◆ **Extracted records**
^^^^^^^^^^^^^^^^

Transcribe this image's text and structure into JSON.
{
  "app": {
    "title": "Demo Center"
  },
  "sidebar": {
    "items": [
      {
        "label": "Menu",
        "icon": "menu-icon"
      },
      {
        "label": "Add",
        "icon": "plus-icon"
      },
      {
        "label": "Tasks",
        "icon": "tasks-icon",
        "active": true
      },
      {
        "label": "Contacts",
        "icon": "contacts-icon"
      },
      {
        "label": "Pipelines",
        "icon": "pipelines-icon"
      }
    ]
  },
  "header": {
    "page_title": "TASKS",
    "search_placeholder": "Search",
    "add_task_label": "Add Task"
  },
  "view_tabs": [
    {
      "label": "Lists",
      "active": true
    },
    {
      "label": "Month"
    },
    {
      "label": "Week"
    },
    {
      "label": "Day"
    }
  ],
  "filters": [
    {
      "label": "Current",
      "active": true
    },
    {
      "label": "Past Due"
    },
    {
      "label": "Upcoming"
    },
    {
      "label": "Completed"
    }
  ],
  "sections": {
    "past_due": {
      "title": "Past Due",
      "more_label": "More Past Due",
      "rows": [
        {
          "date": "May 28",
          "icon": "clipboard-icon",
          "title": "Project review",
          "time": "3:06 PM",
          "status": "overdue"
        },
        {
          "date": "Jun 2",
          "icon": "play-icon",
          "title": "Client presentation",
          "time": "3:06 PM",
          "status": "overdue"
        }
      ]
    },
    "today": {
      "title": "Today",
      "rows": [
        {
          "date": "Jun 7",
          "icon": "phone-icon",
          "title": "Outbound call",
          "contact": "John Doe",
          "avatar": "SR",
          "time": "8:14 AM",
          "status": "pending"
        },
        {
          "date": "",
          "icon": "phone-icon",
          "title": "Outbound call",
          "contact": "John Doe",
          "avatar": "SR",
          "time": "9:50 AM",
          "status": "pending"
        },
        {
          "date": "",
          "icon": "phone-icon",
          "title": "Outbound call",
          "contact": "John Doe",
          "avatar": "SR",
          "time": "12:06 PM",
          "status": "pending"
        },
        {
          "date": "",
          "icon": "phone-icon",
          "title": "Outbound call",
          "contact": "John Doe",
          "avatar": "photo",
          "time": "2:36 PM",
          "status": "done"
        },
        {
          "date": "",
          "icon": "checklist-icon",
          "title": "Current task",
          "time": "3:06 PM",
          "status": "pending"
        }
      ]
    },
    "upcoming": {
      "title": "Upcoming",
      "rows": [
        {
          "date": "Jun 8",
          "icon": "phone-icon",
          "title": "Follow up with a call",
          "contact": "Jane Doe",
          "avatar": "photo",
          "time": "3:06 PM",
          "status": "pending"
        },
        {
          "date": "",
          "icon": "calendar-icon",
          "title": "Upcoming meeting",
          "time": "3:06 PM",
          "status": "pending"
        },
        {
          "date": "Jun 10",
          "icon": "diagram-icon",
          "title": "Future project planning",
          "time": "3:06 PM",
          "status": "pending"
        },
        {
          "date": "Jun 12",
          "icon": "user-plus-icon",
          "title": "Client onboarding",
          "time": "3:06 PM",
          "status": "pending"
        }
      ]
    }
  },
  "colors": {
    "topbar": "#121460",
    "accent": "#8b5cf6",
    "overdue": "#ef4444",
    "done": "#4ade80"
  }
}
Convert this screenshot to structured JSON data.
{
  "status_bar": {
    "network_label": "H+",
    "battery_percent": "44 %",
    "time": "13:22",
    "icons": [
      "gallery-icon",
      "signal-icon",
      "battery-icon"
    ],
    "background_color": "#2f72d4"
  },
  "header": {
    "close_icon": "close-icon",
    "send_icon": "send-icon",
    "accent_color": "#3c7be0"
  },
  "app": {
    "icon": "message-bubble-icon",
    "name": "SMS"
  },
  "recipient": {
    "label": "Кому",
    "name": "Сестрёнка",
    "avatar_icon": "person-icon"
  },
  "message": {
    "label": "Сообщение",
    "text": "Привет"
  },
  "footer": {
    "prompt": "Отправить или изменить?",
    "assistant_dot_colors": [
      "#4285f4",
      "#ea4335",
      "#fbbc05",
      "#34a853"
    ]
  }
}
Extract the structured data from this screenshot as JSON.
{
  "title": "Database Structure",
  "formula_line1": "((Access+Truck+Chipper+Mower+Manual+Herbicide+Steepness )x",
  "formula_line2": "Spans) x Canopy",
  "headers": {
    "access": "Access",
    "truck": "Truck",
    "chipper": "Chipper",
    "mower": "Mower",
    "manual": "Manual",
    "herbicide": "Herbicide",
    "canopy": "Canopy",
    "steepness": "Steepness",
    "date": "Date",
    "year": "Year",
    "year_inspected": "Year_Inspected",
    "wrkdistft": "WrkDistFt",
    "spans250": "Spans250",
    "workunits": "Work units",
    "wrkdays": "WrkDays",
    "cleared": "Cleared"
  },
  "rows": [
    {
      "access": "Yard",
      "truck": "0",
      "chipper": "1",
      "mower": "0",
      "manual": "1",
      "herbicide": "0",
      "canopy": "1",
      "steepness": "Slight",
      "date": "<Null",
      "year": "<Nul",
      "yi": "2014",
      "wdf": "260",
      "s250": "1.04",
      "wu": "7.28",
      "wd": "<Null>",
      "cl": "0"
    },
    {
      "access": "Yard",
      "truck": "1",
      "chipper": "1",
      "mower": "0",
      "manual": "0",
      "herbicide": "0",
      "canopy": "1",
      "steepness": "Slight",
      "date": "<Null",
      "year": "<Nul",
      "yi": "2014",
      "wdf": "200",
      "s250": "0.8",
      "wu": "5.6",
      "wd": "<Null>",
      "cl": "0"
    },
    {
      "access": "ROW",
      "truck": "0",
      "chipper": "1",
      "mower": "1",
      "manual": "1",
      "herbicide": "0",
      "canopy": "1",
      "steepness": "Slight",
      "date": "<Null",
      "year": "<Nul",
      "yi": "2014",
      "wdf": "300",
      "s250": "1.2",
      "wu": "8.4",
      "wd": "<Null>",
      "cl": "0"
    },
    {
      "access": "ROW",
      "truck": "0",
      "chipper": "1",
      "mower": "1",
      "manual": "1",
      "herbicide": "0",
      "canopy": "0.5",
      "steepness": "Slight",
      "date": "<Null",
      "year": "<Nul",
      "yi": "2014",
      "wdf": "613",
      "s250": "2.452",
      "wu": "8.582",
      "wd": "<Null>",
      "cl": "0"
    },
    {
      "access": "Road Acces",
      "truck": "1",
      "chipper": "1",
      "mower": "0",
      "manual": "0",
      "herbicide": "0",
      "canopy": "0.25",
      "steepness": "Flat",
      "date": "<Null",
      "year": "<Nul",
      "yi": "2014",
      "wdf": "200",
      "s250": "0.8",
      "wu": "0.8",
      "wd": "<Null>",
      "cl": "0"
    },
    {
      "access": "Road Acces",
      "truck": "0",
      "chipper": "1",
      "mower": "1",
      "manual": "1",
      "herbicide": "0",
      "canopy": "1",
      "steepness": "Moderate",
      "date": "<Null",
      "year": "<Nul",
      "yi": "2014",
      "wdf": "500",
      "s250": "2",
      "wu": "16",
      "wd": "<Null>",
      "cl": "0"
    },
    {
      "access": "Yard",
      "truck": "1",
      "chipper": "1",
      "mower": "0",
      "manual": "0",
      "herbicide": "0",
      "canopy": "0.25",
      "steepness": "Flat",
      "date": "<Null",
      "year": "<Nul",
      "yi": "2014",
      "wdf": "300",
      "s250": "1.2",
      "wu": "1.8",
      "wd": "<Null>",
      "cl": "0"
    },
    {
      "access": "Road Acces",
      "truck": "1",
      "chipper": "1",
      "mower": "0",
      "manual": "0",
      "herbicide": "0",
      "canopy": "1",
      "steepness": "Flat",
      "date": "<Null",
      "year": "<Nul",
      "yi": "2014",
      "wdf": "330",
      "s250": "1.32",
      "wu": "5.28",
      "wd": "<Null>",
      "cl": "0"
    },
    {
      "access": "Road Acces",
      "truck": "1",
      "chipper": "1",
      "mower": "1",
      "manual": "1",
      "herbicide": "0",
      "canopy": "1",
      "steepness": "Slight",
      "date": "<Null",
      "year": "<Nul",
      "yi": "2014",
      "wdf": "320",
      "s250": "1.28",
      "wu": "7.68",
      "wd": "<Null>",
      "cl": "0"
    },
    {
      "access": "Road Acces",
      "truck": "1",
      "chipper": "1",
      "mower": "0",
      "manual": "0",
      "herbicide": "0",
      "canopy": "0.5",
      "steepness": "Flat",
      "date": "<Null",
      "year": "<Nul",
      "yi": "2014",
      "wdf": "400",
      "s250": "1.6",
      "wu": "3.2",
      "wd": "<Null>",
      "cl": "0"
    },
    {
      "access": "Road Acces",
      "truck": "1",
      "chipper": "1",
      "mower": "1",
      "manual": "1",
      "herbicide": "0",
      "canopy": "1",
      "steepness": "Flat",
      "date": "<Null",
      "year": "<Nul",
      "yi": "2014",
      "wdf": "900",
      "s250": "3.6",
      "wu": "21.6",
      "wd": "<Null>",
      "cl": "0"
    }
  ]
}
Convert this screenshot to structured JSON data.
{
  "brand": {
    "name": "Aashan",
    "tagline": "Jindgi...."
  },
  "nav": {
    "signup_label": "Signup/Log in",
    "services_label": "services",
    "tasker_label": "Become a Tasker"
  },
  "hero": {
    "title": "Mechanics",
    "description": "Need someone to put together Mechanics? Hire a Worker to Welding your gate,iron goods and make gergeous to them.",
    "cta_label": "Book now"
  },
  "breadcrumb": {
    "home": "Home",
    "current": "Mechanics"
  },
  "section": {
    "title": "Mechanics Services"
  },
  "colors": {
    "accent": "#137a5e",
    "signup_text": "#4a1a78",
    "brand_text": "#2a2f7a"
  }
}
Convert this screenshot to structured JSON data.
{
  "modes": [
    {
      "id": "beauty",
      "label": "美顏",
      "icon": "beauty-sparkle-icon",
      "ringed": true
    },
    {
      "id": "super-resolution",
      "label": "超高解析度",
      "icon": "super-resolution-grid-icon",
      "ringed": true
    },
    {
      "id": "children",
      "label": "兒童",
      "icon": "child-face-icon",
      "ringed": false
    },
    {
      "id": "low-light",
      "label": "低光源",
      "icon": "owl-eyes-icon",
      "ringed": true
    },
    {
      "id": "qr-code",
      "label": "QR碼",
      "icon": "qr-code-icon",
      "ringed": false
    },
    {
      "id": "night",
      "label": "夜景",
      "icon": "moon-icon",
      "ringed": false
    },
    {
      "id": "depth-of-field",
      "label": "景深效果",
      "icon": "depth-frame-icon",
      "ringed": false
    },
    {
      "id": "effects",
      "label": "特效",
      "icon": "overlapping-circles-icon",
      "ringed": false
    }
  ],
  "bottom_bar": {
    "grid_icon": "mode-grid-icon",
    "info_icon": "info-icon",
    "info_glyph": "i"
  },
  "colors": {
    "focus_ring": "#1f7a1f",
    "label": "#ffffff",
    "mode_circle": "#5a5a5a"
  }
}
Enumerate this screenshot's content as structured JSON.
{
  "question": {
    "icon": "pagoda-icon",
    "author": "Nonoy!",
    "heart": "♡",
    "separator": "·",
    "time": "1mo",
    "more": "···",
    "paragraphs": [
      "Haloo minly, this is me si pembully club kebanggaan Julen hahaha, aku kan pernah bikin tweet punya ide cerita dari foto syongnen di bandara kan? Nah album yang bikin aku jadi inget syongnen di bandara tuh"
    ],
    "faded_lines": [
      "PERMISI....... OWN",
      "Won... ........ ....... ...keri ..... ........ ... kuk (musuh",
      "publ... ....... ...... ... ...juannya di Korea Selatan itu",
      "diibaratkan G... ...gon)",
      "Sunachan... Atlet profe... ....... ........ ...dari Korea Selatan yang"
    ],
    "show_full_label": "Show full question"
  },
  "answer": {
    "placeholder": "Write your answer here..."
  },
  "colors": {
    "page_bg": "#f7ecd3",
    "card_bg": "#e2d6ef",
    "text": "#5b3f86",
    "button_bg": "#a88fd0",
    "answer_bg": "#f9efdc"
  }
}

^^^^^^^^^^^^^^^^

◆ **Problem statement**
Show every line where the string "Korea" appears.

◆ **Solution for this problem**
      "publ... ....... ...... ... ...juannya di Korea Selatan itu",
      "Sunachan... Atlet profe... ....... ........ ...dari Korea Selatan yang"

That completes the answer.